■ Problem details:
The response must be made up of the lines in the entries below that contain "Chen".

■ Dataset entries:

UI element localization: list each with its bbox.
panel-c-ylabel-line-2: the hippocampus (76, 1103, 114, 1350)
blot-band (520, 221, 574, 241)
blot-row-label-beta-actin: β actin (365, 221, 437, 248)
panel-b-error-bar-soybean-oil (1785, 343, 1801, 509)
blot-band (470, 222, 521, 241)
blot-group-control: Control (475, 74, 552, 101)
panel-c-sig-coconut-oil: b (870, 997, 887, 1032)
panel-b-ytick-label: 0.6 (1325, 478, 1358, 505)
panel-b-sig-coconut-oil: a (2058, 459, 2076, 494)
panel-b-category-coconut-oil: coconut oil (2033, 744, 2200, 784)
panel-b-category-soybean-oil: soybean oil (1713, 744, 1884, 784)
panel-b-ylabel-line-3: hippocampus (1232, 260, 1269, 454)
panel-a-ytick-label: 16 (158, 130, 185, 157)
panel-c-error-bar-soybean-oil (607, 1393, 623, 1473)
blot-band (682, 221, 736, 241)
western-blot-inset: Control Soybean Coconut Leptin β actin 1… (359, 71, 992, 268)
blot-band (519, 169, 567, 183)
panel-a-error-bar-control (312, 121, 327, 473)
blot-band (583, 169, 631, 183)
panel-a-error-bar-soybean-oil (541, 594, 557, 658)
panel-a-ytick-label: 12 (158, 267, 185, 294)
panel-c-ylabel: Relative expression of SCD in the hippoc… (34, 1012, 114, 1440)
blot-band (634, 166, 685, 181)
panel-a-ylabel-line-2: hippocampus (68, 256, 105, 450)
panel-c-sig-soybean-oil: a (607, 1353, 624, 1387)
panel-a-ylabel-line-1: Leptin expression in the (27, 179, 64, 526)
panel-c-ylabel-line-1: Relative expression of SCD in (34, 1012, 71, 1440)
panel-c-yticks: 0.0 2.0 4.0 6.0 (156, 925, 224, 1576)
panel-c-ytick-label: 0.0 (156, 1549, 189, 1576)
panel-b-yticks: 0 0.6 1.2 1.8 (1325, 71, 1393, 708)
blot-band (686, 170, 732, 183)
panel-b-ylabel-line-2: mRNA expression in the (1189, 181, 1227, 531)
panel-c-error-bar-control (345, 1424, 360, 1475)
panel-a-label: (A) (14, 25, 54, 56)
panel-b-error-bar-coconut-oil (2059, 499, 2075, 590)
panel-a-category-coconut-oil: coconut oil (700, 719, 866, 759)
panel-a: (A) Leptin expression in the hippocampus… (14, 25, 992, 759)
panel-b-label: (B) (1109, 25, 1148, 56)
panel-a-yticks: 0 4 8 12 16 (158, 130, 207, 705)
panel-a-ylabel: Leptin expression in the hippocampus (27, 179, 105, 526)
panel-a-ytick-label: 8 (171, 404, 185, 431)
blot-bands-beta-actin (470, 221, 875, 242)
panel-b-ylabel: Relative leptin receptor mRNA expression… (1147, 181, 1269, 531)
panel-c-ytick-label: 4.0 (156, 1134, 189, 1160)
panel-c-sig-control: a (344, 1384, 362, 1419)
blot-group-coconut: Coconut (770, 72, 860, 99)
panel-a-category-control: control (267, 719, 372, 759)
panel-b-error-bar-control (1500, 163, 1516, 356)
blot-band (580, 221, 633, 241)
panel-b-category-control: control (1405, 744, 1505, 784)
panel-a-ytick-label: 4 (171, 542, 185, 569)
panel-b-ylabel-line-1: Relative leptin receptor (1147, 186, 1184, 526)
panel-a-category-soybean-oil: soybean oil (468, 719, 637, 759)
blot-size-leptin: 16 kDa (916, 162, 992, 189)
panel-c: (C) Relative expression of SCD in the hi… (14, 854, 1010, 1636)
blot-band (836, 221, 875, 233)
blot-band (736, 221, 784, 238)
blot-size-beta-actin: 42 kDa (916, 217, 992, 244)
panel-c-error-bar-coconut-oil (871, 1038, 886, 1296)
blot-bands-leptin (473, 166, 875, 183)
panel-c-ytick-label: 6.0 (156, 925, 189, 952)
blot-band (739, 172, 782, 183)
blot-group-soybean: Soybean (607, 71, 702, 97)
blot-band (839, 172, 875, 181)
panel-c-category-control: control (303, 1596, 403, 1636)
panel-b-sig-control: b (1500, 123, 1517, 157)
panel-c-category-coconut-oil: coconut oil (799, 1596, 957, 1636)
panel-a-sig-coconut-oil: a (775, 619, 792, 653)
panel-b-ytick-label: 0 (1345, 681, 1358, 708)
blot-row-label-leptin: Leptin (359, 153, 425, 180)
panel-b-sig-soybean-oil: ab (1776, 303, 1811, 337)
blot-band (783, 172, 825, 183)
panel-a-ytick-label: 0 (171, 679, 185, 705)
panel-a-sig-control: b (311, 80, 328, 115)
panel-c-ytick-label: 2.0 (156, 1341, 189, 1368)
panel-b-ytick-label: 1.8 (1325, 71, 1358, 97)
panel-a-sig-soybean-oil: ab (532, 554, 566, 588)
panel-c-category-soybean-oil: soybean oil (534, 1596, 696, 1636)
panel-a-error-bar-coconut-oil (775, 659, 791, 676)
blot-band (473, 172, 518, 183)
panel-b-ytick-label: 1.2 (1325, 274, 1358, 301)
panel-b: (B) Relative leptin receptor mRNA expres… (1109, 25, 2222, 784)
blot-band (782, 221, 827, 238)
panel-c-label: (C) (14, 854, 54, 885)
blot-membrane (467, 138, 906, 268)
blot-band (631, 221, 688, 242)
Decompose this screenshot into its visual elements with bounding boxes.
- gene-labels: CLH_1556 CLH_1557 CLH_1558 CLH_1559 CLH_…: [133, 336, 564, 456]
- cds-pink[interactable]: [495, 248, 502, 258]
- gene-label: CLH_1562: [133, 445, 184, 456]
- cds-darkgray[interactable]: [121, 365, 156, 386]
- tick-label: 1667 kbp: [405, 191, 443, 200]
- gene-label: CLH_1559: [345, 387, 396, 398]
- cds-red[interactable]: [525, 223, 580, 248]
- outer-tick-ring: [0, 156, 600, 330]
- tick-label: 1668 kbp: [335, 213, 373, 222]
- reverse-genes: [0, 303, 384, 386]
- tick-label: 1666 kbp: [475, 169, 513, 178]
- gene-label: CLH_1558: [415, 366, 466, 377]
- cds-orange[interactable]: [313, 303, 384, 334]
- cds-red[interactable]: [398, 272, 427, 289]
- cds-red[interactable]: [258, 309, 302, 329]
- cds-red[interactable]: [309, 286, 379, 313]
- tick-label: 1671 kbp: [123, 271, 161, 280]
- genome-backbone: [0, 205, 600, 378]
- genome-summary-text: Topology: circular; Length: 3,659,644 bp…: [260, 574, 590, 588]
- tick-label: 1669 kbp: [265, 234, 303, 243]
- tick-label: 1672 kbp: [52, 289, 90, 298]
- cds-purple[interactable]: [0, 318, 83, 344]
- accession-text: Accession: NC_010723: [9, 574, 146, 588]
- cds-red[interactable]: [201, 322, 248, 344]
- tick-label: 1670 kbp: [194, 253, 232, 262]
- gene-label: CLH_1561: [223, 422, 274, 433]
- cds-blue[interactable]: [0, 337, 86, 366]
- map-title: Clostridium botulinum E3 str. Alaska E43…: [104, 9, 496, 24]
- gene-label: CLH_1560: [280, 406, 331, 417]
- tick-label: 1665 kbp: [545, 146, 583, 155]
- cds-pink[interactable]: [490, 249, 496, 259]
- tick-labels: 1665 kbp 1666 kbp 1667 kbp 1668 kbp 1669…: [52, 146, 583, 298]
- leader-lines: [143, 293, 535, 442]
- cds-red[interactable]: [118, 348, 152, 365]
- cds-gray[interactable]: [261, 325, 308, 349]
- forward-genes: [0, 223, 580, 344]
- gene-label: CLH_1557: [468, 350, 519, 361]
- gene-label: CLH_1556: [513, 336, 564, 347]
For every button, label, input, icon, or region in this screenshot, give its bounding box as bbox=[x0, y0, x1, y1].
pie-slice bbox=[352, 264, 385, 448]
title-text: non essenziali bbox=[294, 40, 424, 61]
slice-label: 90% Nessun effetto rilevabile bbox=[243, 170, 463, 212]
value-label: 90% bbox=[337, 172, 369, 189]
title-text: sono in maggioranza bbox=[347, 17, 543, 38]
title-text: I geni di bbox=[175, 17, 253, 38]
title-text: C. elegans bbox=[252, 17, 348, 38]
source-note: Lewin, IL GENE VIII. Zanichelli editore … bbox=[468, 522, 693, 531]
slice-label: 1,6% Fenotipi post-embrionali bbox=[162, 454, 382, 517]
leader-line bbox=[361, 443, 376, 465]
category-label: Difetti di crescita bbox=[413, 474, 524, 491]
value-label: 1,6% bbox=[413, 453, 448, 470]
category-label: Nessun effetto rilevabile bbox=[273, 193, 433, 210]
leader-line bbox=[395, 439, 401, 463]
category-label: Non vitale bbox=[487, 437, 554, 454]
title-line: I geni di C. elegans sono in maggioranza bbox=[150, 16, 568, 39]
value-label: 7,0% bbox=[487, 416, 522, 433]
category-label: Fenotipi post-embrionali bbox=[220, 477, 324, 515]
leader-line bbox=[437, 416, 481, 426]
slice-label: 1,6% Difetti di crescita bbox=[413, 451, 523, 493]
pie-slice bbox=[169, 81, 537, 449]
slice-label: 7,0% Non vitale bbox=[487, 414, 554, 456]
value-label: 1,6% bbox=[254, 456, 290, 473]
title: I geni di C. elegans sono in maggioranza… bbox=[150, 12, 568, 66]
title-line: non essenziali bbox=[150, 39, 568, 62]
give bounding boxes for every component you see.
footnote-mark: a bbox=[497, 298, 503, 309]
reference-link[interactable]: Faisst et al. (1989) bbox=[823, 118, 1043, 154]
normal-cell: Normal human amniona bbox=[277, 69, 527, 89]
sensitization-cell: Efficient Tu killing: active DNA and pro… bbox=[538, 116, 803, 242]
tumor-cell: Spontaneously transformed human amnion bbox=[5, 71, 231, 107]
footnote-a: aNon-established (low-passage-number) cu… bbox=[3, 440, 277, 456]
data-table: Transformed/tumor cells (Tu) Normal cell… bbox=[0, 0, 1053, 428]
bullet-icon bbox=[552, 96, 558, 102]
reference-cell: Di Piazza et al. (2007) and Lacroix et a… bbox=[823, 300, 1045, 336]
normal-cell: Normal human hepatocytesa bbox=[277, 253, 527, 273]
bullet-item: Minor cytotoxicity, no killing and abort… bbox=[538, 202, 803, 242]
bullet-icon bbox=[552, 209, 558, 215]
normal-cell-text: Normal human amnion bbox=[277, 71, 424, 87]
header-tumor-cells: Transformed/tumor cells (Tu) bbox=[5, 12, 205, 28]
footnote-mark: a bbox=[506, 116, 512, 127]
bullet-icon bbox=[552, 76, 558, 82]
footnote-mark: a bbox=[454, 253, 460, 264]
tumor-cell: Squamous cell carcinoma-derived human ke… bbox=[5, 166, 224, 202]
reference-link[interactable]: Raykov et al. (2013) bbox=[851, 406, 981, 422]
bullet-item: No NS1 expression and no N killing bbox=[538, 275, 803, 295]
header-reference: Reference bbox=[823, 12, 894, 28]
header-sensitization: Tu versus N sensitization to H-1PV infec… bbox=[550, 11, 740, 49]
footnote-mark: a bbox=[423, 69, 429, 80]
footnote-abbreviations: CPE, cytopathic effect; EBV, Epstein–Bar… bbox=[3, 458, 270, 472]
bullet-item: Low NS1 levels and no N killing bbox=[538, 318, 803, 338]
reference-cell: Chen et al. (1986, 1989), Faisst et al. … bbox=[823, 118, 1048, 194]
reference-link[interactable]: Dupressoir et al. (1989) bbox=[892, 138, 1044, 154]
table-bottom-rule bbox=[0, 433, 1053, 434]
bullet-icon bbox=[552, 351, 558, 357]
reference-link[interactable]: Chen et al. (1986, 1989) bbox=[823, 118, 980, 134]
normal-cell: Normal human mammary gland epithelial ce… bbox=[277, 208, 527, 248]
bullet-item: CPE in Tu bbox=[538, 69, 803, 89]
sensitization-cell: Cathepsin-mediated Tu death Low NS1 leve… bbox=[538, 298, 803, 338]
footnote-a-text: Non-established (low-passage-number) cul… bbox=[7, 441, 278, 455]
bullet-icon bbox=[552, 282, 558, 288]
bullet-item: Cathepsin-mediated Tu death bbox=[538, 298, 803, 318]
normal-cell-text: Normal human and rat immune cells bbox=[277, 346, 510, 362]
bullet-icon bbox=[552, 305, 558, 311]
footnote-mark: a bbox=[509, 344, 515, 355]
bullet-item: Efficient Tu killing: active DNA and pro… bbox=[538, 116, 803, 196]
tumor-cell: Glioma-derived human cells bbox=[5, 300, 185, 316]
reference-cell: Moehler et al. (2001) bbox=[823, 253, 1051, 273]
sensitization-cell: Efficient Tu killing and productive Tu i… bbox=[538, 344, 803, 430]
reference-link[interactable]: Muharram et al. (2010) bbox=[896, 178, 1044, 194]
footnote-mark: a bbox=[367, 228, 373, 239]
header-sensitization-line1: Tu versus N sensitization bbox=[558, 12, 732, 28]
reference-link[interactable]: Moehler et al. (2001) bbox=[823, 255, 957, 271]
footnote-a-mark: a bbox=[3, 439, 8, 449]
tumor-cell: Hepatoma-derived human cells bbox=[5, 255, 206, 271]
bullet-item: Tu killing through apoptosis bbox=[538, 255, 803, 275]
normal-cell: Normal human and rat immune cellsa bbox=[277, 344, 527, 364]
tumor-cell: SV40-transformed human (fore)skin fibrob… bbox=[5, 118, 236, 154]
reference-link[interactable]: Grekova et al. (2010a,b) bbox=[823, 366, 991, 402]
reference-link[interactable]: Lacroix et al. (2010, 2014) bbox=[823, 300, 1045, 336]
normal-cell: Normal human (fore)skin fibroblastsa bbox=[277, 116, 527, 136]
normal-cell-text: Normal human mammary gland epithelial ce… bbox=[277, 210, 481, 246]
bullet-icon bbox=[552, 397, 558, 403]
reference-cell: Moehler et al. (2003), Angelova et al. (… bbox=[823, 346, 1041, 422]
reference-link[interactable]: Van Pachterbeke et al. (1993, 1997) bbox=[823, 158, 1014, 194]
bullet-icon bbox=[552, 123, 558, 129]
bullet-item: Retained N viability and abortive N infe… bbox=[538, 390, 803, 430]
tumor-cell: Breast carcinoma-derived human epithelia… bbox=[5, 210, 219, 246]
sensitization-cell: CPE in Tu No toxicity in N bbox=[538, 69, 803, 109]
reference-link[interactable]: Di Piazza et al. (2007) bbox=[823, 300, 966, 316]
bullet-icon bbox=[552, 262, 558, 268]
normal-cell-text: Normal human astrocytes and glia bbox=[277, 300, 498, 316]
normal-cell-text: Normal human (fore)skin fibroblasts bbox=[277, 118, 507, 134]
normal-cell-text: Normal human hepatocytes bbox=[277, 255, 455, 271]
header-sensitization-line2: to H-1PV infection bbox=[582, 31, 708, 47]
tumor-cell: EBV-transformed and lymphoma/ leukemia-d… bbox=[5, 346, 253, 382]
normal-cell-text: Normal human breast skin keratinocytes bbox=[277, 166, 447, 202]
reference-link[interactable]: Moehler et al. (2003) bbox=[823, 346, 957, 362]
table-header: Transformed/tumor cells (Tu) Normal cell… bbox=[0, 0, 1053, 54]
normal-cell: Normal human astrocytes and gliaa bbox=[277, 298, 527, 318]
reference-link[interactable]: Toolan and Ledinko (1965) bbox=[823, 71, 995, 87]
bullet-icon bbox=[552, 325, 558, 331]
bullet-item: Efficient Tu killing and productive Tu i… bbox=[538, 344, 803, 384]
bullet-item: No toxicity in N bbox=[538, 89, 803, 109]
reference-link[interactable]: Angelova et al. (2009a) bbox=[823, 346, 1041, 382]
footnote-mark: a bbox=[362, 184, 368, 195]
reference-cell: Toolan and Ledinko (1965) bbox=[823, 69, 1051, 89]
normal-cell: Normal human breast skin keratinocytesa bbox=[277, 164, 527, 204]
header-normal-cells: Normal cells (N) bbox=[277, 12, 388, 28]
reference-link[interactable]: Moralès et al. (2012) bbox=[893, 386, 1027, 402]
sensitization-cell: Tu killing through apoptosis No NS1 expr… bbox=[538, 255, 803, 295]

■ Finished task:
reference-cell: Chen et al. (1986, 1989), Faisst et al. … bbox=[823, 118, 1048, 194]
reference-link[interactable]: Chen et al. (1986, 1989) bbox=[823, 118, 980, 134]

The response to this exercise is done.